Data items
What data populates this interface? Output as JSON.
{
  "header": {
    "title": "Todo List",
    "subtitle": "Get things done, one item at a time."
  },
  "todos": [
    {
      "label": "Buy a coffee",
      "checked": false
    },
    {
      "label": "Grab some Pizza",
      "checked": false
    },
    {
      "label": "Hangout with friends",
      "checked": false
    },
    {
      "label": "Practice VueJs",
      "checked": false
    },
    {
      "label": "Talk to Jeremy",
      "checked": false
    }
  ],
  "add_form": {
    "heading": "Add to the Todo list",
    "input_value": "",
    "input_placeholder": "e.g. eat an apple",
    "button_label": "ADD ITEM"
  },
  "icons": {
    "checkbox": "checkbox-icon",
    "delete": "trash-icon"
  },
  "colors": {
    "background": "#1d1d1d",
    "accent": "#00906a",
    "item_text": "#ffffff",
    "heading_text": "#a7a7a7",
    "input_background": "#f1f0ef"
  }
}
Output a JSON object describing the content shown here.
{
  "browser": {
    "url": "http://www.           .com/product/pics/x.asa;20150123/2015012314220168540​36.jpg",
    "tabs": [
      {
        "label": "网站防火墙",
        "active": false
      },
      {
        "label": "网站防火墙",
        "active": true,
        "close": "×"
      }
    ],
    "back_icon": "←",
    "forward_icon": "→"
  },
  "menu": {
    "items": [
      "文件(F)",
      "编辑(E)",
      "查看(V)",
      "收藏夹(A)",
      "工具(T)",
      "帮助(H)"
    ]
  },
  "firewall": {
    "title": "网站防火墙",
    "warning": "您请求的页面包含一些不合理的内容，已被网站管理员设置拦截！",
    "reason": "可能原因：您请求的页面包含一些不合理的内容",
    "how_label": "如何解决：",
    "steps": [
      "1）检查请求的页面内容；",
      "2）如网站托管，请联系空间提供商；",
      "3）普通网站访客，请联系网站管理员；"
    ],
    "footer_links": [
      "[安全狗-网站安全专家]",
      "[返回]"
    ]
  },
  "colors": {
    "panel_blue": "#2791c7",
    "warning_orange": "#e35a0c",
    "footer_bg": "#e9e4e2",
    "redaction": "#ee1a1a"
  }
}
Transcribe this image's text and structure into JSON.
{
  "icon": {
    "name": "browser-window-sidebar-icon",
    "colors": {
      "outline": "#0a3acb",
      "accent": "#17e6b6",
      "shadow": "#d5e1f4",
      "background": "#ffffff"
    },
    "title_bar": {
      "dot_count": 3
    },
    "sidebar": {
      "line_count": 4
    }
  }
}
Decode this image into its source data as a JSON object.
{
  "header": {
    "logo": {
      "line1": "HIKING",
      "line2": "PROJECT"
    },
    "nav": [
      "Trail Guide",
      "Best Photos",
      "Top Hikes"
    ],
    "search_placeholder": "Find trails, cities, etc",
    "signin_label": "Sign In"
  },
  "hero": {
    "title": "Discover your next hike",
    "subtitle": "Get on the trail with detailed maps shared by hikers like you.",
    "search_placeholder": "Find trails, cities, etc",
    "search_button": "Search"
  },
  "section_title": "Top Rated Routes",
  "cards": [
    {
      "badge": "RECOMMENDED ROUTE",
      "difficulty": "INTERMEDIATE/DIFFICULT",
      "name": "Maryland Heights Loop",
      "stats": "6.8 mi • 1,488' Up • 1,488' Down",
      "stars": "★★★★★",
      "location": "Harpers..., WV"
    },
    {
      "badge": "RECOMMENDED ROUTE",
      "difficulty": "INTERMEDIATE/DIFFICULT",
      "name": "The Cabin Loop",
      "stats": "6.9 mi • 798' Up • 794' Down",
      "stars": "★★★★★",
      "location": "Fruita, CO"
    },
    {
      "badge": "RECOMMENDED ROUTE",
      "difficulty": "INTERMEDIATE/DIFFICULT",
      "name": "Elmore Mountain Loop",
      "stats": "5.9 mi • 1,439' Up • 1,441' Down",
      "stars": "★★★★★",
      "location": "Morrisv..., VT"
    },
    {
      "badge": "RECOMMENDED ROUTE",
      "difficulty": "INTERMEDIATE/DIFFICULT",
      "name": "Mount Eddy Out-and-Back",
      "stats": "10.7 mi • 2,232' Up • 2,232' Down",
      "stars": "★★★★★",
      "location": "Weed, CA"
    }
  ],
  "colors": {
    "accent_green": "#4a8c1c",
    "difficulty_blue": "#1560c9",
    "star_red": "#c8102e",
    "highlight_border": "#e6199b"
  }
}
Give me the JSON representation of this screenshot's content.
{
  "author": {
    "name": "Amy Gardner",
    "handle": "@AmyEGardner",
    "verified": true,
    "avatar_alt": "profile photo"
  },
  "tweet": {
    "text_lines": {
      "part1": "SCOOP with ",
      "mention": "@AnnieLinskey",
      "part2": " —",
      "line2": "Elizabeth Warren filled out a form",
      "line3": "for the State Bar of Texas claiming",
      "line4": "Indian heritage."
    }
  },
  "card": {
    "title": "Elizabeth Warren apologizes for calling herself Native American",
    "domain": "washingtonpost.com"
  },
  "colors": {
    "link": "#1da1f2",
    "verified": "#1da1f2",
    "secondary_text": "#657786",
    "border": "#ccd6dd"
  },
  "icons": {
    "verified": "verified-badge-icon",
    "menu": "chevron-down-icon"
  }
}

_TASK INSTRUCTIONS_. Go through the listing above and restate it word for word.

_EXERCISE RESPONSE_.
What data populates this interface? Output as JSON.
{
  "header": {
    "title": "Todo List",
    "subtitle": "Get things done, one item at a time."
  },
  "todos": [
    {
      "label": "Buy a coffee",
      "checked": false
    },
    {
      "label": "Grab some Pizza",
      "checked": false
    },
    {
      "label": "Hangout with friends",
      "checked": false
    },
    {
      "label": "Practice VueJs",
      "checked": false
    },
    {
      "label": "Talk to Jeremy",
      "checked": false
    }
  ],
  "add_form": {
    "heading": "Add to the Todo list",
    "input_value": "",
    "input_placeholder": "e.g. eat an apple",
    "button_label": "ADD ITEM"
  },
  "icons": {
    "checkbox": "checkbox-icon",
    "delete": "trash-icon"
  },
  "colors": {
    "background": "#1d1d1d",
    "accent": "#00906a",
    "item_text": "#ffffff",
    "heading_text": "#a7a7a7",
    "input_background": "#f1f0ef"
  }
}
Output a JSON object describing the content shown here.
{
  "browser": {
    "url": "http://www.           .com/product/pics/x.asa;20150123/2015012314220168540​36.jpg",
    "tabs": [
      {
        "label": "网站防火墙",
        "active": false
      },
      {
        "label": "网站防火墙",
        "active": true,
        "close": "×"
      }
    ],
    "back_icon": "←",
    "forward_icon": "→"
  },
  "menu": {
    "items": [
      "文件(F)",
      "编辑(E)",
      "查看(V)",
      "收藏夹(A)",
      "工具(T)",
      "帮助(H)"
    ]
  },
  "firewall": {
    "title": "网站防火墙",
    "warning": "您请求的页面包含一些不合理的内容，已被网站管理员设置拦截！",
    "reason": "可能原因：您请求的页面包含一些不合理的内容",
    "how_label": "如何解决：",
    "steps": [
      "1）检查请求的页面内容；",
      "2）如网站托管，请联系空间提供商；",
      "3）普通网站访客，请联系网站管理员；"
    ],
    "footer_links": [
      "[安全狗-网站安全专家]",
      "[返回]"
    ]
  },
  "colors": {
    "panel_blue": "#2791c7",
    "warning_orange": "#e35a0c",
    "footer_bg": "#e9e4e2",
    "redaction": "#ee1a1a"
  }
}
Transcribe this image's text and structure into JSON.
{
  "icon": {
    "name": "browser-window-sidebar-icon",
    "colors": {
      "outline": "#0a3acb",
      "accent": "#17e6b6",
      "shadow": "#d5e1f4",
      "background": "#ffffff"
    },
    "title_bar": {
      "dot_count": 3
    },
    "sidebar": {
      "line_count": 4
    }
  }
}
Decode this image into its source data as a JSON object.
{
  "header": {
    "logo": {
      "line1": "HIKING",
      "line2": "PROJECT"
    },
    "nav": [
      "Trail Guide",
      "Best Photos",
      "Top Hikes"
    ],
    "search_placeholder": "Find trails, cities, etc",
    "signin_label": "Sign In"
  },
  "hero": {
    "title": "Discover your next hike",
    "subtitle": "Get on the trail with detailed maps shared by hikers like you.",
    "search_placeholder": "Find trails, cities, etc",
    "search_button": "Search"
  },
  "section_title": "Top Rated Routes",
  "cards": [
    {
      "badge": "RECOMMENDED ROUTE",
      "difficulty": "INTERMEDIATE/DIFFICULT",
      "name": "Maryland Heights Loop",
      "stats": "6.8 mi • 1,488' Up • 1,488' Down",
      "stars": "★★★★★",
      "location": "Harpers..., WV"
    },
    {
      "badge": "RECOMMENDED ROUTE",
      "difficulty": "INTERMEDIATE/DIFFICULT",
      "name": "The Cabin Loop",
      "stats": "6.9 mi • 798' Up • 794' Down",
      "stars": "★★★★★",
      "location": "Fruita, CO"
    },
    {
      "badge": "RECOMMENDED ROUTE",
      "difficulty": "INTERMEDIATE/DIFFICULT",
      "name": "Elmore Mountain Loop",
      "stats": "5.9 mi • 1,439' Up • 1,441' Down",
      "stars": "★★★★★",
      "location": "Morrisv..., VT"
    },
    {
      "badge": "RECOMMENDED ROUTE",
      "difficulty": "INTERMEDIATE/DIFFICULT",
      "name": "Mount Eddy Out-and-Back",
      "stats": "10.7 mi • 2,232' Up • 2,232' Down",
      "stars": "★★★★★",
      "location": "Weed, CA"
    }
  ],
  "colors": {
    "accent_green": "#4a8c1c",
    "difficulty_blue": "#1560c9",
    "star_red": "#c8102e",
    "highlight_border": "#e6199b"
  }
}
Give me the JSON representation of this screenshot's content.
{
  "author": {
    "name": "Amy Gardner",
    "handle": "@AmyEGardner",
    "verified": true,
    "avatar_alt": "profile photo"
  },
  "tweet": {
    "text_lines": {
      "part1": "SCOOP with ",
      "mention": "@AnnieLinskey",
      "part2": " —",
      "line2": "Elizabeth Warren filled out a form",
      "line3": "for the State Bar of Texas claiming",
      "line4": "Indian heritage."
    }
  },
  "card": {
    "title": "Elizabeth Warren apologizes for calling herself Native American",
    "domain": "washingtonpost.com"
  },
  "colors": {
    "link": "#1da1f2",
    "verified": "#1da1f2",
    "secondary_text": "#657786",
    "border": "#ccd6dd"
  },
  "icons": {
    "verified": "verified-badge-icon",
    "menu": "chevron-down-icon"
  }
}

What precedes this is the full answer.